───── MATERIAL ─────
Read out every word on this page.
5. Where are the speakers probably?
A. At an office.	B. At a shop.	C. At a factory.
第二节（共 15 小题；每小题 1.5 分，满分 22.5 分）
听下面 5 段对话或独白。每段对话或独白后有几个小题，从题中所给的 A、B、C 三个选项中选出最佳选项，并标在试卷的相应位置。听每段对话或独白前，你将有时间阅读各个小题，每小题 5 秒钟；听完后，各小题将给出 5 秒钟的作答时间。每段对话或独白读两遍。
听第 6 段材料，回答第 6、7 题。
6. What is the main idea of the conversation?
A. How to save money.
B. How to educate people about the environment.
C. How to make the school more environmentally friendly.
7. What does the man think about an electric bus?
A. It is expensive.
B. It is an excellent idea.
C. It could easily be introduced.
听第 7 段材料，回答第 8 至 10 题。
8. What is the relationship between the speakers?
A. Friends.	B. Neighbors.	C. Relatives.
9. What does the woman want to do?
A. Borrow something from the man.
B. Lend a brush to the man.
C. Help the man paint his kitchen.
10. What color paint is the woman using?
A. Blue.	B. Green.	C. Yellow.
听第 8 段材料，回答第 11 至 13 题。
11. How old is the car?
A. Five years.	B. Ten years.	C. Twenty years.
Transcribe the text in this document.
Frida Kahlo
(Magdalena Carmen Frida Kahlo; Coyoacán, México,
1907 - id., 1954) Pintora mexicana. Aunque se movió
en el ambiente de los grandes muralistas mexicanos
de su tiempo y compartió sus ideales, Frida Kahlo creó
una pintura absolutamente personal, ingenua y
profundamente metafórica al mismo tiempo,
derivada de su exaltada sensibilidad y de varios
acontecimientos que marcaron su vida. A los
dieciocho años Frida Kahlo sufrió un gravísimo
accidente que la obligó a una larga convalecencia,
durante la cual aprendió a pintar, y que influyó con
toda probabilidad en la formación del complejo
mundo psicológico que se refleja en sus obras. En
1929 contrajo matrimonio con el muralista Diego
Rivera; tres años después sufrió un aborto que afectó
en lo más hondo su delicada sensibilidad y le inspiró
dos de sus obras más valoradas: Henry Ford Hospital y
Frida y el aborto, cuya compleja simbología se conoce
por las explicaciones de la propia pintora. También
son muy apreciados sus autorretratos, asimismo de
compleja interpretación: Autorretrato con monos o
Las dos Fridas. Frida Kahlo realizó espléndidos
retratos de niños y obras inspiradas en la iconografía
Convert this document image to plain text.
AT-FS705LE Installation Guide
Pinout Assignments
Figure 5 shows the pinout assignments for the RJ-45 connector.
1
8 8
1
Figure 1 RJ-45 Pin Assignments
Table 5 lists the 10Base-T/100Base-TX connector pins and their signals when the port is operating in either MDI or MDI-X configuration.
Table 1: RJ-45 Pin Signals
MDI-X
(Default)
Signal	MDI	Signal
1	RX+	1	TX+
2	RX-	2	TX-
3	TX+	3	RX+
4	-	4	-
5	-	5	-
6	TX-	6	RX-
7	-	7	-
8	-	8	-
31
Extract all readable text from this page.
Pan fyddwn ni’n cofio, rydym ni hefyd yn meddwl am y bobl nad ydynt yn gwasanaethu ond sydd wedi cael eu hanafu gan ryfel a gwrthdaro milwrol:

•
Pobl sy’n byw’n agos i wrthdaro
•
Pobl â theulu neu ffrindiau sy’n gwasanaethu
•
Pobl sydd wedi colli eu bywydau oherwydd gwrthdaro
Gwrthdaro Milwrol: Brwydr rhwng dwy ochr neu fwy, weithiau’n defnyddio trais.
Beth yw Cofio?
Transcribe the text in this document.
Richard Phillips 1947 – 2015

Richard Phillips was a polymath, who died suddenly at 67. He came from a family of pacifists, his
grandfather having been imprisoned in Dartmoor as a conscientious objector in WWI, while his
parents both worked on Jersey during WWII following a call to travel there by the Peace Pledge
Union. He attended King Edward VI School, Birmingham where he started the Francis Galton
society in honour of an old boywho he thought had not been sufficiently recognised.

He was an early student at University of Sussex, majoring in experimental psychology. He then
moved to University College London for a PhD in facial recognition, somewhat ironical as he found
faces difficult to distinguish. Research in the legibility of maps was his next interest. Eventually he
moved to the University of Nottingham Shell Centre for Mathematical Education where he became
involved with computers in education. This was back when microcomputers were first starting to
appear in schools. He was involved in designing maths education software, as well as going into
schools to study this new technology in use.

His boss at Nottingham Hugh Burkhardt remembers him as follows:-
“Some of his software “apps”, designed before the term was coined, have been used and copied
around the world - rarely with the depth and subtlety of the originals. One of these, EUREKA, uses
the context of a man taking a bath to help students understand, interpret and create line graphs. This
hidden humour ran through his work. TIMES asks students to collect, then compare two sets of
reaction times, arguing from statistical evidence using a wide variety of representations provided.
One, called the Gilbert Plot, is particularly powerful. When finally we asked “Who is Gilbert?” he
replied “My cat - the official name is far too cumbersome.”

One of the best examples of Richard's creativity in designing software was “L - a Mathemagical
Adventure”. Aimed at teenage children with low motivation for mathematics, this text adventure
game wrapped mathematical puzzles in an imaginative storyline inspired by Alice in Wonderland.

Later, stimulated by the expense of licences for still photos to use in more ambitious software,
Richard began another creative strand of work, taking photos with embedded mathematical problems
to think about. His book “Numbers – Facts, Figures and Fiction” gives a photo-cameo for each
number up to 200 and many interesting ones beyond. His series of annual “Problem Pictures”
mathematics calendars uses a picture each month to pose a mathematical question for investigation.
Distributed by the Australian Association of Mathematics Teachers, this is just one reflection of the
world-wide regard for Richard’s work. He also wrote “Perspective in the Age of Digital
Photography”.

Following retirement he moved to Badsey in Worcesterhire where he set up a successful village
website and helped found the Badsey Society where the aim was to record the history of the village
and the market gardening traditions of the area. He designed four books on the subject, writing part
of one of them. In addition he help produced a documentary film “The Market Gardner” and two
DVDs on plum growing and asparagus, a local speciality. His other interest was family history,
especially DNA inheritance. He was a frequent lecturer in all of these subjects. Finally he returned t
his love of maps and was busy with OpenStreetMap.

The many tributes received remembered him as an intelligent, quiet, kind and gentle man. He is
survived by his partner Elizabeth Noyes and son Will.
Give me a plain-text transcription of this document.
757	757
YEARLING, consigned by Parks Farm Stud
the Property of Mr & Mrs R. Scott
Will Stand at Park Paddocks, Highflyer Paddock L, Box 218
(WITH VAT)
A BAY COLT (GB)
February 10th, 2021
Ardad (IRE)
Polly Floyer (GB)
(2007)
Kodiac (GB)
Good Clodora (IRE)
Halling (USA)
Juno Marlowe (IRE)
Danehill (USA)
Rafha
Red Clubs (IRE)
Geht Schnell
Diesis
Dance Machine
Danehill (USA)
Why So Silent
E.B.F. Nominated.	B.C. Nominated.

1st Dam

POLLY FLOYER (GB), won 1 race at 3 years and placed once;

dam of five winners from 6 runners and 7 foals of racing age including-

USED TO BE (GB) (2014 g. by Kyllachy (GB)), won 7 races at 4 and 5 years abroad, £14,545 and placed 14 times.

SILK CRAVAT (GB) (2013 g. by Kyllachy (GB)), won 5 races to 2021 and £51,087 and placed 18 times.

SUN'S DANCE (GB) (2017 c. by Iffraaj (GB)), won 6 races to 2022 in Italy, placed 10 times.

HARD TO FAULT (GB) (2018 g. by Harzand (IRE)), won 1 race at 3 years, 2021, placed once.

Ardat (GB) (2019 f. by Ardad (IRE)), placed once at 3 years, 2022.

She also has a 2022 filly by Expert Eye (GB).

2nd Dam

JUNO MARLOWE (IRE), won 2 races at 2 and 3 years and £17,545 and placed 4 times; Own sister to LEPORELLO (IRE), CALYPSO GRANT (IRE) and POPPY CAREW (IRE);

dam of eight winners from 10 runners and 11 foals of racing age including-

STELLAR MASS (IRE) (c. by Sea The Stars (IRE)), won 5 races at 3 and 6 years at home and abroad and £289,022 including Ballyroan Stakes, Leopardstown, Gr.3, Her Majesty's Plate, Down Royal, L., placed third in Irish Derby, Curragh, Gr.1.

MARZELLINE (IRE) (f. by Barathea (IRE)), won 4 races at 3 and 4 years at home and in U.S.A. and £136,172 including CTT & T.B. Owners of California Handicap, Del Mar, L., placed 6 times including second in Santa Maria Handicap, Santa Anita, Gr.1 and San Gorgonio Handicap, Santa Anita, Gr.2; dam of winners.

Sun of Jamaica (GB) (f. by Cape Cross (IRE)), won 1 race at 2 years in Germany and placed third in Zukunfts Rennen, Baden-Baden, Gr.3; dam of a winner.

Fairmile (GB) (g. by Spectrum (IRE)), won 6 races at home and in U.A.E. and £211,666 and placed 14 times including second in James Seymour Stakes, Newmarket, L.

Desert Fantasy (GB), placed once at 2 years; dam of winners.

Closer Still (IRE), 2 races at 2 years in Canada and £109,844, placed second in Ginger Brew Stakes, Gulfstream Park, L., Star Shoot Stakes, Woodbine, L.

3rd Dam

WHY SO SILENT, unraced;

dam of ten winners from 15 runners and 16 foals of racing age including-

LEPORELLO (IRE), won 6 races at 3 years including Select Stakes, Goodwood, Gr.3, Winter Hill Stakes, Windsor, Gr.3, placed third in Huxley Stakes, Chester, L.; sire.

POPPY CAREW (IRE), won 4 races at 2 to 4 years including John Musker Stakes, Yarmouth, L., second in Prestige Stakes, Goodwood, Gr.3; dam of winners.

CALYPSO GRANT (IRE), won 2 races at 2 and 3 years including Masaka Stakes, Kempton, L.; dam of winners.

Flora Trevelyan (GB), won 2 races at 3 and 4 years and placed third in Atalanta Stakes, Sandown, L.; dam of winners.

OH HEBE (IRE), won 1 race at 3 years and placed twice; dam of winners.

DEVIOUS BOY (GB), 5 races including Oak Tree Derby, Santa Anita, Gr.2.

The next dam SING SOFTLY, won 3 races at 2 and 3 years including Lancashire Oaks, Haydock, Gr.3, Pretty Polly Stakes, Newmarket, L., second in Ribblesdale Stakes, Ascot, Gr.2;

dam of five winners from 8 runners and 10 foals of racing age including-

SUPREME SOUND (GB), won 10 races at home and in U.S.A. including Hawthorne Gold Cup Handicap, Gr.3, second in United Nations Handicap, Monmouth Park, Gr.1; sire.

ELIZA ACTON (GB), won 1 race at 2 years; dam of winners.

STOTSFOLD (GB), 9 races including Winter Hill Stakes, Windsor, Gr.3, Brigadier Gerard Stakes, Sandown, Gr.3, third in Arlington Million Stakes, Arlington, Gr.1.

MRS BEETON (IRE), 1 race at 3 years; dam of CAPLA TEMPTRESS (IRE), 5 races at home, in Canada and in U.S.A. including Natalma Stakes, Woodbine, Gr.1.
─────
TASK TO CARRY OUT: Find and copy every line in the entries above where the string "Kyllachy" occurs.

TASK SOLUTION:
USED TO BE (GB) (2014 g. by Kyllachy (GB)), won 7 races at 4 and 5 years abroad, £14,545 and placed 14 times.
SILK CRAVAT (GB) (2013 g. by Kyllachy (GB)), won 5 races to 2021 and £51,087 and placed 18 times.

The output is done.